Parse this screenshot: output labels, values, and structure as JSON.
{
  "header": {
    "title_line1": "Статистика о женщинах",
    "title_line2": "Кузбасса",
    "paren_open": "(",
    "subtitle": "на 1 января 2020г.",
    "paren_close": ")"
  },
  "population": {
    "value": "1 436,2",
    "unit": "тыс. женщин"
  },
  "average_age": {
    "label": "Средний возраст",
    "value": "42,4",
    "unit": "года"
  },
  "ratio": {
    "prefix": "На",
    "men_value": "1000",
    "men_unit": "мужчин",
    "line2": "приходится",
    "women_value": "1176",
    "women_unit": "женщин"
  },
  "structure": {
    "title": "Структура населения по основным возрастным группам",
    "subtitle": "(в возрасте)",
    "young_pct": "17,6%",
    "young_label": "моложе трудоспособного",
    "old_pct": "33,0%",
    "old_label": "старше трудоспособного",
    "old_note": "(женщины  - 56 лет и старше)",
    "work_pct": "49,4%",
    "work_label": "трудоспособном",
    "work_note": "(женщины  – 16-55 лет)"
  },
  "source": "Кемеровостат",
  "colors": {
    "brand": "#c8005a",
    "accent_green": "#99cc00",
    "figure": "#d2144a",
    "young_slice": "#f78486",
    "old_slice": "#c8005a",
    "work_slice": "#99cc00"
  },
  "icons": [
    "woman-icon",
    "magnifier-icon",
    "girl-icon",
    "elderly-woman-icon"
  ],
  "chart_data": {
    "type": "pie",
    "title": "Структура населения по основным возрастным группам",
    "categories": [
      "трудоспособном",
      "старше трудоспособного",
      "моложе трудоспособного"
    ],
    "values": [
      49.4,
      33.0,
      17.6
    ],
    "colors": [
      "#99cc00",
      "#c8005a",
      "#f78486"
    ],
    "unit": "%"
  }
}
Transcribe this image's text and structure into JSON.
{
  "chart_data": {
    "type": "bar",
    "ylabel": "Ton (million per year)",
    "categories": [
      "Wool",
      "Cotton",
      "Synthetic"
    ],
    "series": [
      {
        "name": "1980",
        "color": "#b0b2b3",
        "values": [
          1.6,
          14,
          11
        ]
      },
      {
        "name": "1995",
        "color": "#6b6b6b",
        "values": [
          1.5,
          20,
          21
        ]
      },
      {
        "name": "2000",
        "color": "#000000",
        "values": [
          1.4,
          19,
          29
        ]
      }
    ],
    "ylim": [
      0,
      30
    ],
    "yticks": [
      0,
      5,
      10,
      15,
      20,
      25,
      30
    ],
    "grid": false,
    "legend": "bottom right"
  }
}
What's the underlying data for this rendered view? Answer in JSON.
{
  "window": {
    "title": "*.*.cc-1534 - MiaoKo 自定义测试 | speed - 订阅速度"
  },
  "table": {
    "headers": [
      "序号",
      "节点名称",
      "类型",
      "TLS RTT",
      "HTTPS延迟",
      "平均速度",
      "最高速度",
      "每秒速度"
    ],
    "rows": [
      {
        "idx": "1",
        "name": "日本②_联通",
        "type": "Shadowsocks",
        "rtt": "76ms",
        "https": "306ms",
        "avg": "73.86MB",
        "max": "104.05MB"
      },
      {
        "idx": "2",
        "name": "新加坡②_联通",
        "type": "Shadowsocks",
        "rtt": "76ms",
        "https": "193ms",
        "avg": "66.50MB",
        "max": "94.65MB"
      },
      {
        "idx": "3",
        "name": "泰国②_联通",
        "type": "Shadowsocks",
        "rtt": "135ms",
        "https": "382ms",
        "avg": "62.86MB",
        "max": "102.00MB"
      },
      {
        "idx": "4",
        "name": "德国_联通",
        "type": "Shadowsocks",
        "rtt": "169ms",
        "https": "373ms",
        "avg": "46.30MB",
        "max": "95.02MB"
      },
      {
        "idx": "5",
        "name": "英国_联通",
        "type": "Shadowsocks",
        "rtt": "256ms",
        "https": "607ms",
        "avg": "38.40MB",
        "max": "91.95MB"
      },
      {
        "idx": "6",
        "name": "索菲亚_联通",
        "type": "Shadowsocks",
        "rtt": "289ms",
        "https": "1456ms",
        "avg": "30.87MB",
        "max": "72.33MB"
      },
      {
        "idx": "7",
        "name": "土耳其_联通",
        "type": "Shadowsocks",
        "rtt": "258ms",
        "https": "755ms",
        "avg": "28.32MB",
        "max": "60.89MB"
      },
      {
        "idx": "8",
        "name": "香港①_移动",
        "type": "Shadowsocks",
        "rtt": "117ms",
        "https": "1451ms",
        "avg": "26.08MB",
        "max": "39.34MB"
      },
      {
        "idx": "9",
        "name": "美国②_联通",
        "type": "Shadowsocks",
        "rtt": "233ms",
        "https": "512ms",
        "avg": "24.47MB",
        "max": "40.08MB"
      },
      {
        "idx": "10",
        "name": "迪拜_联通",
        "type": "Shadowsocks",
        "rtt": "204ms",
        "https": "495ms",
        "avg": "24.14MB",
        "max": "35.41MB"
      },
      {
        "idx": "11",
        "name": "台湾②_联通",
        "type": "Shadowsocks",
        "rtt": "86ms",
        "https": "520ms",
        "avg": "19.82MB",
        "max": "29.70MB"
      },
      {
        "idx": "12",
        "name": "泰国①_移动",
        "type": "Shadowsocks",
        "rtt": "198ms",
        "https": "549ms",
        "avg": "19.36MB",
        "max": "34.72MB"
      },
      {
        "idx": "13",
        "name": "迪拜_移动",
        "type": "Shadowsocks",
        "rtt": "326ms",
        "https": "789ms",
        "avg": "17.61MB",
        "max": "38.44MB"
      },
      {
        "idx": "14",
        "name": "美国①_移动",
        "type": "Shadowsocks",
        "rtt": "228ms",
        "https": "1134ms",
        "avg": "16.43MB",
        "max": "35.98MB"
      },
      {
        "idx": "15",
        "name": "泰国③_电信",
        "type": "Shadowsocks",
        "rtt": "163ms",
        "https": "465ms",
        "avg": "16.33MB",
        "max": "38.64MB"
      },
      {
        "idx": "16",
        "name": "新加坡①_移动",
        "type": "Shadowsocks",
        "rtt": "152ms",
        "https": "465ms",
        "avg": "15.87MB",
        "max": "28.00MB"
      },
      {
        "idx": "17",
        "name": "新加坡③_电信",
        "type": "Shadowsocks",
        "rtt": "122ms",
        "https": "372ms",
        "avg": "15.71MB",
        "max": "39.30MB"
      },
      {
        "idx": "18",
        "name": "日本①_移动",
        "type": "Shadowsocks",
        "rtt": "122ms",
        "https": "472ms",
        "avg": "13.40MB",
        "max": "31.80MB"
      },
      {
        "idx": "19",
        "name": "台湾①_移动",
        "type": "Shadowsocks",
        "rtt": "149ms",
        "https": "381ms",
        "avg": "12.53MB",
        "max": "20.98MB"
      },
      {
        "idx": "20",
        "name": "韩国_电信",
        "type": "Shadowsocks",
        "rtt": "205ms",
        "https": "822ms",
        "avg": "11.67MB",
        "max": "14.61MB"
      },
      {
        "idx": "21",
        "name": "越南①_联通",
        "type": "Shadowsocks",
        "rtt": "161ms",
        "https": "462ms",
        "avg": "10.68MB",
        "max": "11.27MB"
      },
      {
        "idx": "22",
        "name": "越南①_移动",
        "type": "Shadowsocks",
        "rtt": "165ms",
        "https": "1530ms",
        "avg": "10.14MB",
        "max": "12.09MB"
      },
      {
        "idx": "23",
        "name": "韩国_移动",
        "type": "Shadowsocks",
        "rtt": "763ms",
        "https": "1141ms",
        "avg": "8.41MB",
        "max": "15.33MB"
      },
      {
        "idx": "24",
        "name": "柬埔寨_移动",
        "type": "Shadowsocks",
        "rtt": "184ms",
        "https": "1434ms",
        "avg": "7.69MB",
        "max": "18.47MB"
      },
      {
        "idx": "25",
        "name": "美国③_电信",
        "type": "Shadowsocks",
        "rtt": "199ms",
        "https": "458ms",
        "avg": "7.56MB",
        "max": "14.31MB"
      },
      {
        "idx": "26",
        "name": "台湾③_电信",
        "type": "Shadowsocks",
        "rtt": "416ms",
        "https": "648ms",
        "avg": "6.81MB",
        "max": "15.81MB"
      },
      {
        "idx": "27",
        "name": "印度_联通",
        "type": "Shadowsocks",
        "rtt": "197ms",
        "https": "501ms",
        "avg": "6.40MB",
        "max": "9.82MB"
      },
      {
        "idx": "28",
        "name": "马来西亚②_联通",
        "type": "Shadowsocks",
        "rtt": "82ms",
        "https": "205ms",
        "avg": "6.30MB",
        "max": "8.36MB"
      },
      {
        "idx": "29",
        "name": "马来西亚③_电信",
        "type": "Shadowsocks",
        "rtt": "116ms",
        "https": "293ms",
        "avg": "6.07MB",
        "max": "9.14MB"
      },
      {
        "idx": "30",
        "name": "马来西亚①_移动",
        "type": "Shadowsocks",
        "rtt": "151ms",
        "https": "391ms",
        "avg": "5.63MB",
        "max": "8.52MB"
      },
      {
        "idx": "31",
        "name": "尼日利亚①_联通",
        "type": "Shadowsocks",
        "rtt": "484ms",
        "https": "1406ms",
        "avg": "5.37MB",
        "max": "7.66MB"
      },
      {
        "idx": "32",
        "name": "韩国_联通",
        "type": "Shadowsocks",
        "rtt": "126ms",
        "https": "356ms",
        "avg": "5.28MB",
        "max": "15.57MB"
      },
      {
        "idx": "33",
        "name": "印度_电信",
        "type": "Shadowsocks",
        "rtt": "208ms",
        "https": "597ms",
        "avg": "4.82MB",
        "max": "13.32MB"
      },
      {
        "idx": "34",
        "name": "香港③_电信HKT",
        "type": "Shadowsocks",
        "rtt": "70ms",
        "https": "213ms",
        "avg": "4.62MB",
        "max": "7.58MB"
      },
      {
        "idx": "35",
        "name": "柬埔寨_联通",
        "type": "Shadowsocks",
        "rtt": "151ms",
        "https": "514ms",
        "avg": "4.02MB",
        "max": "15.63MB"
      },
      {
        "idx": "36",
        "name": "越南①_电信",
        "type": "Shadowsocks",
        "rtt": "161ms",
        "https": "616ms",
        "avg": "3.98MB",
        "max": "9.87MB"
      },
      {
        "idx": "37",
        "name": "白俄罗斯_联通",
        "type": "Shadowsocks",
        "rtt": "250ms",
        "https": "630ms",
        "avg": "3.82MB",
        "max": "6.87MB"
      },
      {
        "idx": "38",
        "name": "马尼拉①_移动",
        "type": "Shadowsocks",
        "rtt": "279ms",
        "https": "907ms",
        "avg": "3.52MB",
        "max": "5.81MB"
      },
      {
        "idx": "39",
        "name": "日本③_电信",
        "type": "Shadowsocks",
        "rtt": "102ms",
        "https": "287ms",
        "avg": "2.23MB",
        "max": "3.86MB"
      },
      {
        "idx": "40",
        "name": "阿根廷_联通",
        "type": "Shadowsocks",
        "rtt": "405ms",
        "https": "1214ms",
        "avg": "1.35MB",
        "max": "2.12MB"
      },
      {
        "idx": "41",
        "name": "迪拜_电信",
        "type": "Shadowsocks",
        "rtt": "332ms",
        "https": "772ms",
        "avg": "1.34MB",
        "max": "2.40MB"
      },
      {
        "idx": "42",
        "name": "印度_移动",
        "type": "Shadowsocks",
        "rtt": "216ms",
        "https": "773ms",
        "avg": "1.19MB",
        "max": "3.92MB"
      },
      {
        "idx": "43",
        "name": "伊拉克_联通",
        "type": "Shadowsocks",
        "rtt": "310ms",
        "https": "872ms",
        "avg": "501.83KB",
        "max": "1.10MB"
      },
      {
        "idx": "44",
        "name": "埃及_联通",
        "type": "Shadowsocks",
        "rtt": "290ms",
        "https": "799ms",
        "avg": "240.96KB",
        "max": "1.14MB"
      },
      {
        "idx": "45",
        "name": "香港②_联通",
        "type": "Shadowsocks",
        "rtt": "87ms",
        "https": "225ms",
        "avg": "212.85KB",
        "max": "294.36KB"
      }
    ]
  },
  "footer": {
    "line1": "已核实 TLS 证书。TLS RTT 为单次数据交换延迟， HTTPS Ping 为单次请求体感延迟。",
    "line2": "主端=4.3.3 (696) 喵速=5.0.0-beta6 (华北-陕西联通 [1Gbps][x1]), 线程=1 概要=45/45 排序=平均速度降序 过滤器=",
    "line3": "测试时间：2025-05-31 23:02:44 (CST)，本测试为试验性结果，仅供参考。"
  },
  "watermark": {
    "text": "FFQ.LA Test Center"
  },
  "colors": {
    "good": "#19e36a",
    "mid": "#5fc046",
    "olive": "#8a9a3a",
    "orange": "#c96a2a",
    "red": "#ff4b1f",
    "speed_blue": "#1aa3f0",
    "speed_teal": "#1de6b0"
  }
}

# # # # # # #

— Task description —
Check every line of the data, and copy the ones that contain "structure".

— Problem solution —
Parse this screenshot: output labels, values, and structure as JSON.
  "structure": {
Transcribe this image's text and structure into JSON.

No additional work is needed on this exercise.